▶ **WORK TO BE COMPLETED**: Spot each line that carries the word "сервере"; copy those lines.

○ ○ ○ ○ ○ ○ ○

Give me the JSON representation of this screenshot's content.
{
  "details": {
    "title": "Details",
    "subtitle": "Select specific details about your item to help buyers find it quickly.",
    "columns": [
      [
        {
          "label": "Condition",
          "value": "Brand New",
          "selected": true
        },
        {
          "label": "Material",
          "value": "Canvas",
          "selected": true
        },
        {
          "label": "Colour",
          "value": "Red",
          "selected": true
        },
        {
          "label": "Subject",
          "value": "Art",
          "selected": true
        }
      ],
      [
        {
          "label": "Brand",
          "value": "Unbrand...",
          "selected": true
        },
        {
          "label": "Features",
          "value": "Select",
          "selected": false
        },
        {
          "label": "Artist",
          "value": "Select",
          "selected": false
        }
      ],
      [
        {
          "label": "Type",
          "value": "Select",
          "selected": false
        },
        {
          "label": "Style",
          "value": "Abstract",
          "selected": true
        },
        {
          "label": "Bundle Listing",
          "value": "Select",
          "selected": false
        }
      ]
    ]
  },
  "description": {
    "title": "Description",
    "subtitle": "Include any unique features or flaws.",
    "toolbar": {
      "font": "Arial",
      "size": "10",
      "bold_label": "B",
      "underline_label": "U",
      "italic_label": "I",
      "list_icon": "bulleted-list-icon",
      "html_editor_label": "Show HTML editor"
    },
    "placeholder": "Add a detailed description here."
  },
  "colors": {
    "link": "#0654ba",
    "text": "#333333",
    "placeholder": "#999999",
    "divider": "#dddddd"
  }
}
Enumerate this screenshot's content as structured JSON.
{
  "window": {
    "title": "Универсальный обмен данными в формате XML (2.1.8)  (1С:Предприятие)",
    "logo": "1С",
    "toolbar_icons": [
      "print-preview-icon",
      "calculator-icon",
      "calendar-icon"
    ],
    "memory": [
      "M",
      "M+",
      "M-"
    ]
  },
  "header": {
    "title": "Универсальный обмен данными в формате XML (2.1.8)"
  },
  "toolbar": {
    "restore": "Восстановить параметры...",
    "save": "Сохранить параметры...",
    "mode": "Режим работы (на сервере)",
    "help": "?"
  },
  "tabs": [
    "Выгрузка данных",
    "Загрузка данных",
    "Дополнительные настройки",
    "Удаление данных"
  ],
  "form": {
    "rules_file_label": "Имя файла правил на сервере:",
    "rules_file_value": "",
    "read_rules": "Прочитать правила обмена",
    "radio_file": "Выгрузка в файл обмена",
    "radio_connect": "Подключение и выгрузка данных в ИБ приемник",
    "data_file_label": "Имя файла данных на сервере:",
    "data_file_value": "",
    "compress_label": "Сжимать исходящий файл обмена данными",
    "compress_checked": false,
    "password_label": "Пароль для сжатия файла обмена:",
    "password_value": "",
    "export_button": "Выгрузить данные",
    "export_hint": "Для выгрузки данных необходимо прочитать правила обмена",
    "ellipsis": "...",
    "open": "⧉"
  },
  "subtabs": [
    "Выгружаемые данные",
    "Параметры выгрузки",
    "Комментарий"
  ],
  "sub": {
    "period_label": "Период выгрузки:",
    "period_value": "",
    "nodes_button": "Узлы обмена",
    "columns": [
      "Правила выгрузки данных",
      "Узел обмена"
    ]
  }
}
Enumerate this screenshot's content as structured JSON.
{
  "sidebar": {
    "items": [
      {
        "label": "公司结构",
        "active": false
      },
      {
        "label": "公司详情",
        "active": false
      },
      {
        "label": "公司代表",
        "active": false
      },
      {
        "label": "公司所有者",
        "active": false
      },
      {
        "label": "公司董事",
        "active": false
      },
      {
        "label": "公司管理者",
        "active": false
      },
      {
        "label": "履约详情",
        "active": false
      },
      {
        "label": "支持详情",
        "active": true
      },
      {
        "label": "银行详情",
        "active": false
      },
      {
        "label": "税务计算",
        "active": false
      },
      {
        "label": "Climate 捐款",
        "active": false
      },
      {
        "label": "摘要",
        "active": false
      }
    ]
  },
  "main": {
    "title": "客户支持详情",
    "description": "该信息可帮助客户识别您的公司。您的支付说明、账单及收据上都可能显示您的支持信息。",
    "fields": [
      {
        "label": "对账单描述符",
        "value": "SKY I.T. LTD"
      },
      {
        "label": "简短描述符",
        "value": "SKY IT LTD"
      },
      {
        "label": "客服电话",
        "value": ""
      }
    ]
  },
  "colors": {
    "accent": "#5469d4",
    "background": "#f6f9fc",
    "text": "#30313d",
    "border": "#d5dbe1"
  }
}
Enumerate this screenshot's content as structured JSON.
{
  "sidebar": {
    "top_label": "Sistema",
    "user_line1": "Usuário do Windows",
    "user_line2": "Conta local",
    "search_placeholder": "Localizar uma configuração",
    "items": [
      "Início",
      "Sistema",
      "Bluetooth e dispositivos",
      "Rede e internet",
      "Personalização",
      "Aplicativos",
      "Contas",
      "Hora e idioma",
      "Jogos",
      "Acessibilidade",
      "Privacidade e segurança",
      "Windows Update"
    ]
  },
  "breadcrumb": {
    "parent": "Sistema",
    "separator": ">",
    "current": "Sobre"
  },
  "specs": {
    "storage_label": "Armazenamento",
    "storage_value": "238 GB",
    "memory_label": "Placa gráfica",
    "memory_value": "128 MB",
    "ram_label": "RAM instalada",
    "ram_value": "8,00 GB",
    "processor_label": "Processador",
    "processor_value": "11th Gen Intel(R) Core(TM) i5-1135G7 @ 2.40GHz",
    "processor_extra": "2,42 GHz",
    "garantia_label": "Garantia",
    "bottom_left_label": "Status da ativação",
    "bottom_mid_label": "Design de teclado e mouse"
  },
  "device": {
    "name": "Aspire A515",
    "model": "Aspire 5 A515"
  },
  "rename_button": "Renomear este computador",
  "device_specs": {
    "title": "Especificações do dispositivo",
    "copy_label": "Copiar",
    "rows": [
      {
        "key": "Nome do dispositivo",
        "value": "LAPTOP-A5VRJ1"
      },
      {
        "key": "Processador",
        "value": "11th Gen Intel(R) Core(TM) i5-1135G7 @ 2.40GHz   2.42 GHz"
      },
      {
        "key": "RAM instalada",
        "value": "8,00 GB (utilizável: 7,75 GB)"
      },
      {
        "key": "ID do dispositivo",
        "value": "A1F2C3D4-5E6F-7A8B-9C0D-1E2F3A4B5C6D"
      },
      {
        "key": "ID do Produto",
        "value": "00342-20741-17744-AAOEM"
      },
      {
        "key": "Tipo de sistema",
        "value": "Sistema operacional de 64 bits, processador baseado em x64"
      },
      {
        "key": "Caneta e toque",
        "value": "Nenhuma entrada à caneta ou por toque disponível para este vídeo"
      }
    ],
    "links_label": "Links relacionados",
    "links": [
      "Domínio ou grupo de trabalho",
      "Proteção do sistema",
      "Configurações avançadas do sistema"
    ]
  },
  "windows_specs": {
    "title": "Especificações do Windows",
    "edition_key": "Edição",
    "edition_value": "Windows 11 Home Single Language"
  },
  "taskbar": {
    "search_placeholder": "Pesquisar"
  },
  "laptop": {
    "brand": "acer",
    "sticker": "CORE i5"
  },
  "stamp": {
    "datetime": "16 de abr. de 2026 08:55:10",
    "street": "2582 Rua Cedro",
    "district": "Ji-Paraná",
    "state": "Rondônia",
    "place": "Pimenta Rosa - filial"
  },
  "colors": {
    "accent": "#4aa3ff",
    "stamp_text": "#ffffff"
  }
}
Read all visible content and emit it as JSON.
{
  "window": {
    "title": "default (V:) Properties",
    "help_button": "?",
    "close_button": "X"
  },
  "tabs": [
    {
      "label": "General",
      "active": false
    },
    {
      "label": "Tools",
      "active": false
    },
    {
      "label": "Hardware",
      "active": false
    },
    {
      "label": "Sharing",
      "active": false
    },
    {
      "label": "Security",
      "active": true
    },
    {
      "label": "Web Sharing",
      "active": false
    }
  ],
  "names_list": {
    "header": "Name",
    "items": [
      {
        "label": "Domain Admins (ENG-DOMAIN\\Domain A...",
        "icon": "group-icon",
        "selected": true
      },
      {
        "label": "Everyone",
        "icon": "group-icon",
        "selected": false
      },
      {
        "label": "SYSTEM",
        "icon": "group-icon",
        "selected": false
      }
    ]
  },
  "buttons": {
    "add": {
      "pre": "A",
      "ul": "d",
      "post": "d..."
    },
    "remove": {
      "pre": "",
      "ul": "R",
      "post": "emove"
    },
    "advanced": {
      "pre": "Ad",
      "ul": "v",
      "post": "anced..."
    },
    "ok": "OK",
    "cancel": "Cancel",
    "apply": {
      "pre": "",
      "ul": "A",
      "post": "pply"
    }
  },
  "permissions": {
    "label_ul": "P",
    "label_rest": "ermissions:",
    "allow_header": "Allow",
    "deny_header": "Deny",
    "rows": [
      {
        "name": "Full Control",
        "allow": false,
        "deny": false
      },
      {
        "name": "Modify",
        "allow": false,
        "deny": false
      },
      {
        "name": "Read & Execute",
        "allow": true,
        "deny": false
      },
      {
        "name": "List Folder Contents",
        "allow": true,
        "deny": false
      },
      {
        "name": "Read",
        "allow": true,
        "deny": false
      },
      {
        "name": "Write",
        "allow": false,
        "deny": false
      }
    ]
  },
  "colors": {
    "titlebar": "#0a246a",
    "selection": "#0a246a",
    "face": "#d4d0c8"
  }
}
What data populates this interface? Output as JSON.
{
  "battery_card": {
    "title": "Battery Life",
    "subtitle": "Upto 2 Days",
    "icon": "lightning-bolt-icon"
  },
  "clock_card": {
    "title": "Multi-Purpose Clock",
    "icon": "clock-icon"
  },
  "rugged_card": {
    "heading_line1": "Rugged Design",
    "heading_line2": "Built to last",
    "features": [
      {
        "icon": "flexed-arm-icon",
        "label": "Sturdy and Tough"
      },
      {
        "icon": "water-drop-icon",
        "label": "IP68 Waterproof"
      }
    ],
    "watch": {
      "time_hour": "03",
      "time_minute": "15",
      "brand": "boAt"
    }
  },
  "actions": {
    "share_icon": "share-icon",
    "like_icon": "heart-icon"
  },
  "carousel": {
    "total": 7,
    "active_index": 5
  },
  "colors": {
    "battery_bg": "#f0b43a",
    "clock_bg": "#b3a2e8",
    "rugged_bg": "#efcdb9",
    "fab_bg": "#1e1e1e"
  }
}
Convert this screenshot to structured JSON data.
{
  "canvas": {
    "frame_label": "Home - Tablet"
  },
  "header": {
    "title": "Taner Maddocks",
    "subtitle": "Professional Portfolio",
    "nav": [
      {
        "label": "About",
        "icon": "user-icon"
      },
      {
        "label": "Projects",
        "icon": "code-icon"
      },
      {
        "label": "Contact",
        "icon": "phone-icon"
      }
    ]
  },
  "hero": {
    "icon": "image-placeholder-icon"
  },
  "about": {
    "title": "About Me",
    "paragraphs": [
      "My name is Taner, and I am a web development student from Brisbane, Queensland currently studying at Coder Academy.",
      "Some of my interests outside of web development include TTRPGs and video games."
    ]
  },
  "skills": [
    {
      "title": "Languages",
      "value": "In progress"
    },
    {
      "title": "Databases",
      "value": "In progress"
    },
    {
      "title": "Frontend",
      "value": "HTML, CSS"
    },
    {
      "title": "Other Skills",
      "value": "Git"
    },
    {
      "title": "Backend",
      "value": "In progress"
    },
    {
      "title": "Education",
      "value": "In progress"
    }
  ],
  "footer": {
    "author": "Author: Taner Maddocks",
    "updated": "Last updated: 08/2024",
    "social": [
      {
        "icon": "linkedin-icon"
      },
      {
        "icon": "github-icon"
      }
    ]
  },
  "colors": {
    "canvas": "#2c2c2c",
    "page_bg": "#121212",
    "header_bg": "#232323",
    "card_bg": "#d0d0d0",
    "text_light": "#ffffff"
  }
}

○ ○ ○ ○ ○ ○ ○

▶ **RESPONSE TO THIS TASK**:
    "mode": "Режим работы (на сервере)",
    "rules_file_label": "Имя файла правил на сервере:",
    "data_file_label": "Имя файла данных на сервере:",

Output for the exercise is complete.